++++ TRECHO DA FONTE

A Justiça de São Paulo tornou réu o presidente nacional do PRTB, Leonardo Avalanche, após aceitar denúncia por associação criminosa, violência política e fraude eleitoral. O empresário responderá por um esquema ilegal articulado no partido e por manter laços com a cúpula do Primeiro Comando da Capital (PCC).
O Ministério Público Estadual acusou a liderança da legenda de fraudar a votação interna realizada em fevereiro de 2024. O grupo teria recrutado dezenas de pessoas para simular ser sócios fundadores, utilizando documentos e assinaturas falsificadas em atas oficiais.
Avalanche e seus aliados usaram senhas do sistema eleitoral para filiar opositores em outro partido e cancelar registros no PRTB. A ex-vice-presidente da sigla, Rachel de Carvalho, acionou a Justiça Eleitoral após receber ameaças de morte e agressões verbais do dirigente durante a disputa interna.

++++++++
++++ ENTRADAS FORNECIDAS

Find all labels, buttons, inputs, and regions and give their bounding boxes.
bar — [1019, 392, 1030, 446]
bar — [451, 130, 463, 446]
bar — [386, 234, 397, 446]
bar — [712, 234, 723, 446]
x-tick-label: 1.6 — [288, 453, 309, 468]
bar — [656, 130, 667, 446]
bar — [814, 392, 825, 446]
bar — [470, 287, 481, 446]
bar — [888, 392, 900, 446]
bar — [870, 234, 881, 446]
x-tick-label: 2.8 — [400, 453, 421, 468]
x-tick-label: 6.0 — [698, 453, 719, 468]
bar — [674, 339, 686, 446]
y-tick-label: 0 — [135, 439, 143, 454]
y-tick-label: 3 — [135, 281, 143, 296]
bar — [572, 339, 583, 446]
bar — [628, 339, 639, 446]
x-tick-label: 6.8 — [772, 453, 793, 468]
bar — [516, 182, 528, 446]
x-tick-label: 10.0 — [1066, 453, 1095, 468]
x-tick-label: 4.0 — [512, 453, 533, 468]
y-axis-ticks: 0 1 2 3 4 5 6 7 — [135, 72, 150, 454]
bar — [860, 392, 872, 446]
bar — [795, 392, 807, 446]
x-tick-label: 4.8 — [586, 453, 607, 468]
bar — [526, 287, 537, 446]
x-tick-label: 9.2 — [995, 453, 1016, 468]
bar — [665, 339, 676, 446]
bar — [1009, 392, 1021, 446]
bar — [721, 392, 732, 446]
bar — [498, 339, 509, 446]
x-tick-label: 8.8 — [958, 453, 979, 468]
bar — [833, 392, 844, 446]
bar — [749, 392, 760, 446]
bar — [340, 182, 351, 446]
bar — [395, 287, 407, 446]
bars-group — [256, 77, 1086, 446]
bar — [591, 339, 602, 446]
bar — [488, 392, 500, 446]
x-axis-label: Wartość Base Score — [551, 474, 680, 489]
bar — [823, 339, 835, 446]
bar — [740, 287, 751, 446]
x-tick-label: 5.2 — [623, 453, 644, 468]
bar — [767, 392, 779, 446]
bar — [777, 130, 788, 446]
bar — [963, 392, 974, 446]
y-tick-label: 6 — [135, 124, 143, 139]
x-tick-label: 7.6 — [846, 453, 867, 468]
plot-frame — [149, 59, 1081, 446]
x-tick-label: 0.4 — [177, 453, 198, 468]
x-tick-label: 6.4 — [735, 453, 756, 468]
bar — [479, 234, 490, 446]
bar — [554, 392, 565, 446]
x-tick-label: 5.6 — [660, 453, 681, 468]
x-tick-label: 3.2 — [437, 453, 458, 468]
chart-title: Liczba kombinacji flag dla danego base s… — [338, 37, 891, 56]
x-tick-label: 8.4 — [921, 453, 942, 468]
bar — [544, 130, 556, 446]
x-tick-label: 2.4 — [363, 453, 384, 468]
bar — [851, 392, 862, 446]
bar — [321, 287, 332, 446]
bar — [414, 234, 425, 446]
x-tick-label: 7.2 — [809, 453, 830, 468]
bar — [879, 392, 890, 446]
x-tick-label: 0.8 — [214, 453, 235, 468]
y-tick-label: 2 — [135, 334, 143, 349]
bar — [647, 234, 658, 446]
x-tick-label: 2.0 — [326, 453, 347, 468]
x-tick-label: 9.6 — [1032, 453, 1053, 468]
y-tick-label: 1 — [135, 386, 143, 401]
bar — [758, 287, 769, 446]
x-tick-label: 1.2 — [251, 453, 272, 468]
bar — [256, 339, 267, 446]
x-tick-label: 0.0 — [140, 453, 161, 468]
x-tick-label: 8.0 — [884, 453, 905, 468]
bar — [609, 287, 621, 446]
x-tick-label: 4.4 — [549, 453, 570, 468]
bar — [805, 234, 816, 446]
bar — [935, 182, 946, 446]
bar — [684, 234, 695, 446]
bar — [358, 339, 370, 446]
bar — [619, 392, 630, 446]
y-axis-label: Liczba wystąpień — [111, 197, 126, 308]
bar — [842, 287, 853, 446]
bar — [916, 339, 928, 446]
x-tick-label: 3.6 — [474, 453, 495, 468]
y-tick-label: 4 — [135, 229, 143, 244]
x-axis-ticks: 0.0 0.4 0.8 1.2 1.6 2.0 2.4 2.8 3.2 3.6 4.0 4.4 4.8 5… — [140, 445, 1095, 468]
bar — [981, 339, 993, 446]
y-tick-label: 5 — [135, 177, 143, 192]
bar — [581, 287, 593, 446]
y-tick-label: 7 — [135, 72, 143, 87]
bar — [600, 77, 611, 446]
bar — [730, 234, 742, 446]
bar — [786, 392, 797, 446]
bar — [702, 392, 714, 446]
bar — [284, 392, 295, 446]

++++++++

▸ **TAREFAS A FAZER**:
1. Segundo a notícia sobre o PRTB, em que mês e ano foi realizada a votação interna que a liderança do partido é acusada de fraudar?
2. Liste todos os crimes pelos quais a notícia sobre o PRTB diz que a denúncia contra Leonardo Avalanche foi aceita.
3. Dê continuidade à notícia sobre o PRTB a partir da última frase apresentada.

▸ **RESPOSTAS POR TAREFA**:
1. Em fevereiro de 2024.

2.
- Associação criminosa
- Violência política
- Fraude eleitoral

3.
Áudios obtidos no inquérito mostram o presidente da sigla em conversas sobre o crime organizado. Avalanche mencionou atuar na soltura do traficante André do Rap e citou contatos de seu motorista com a liderança do grupo na capital paulista. O patrimônio declarado por Avalanche saltou 847 vezes em relação a 2018, totalizando R$ 495,2 milhões, concentrados em criptomoedas.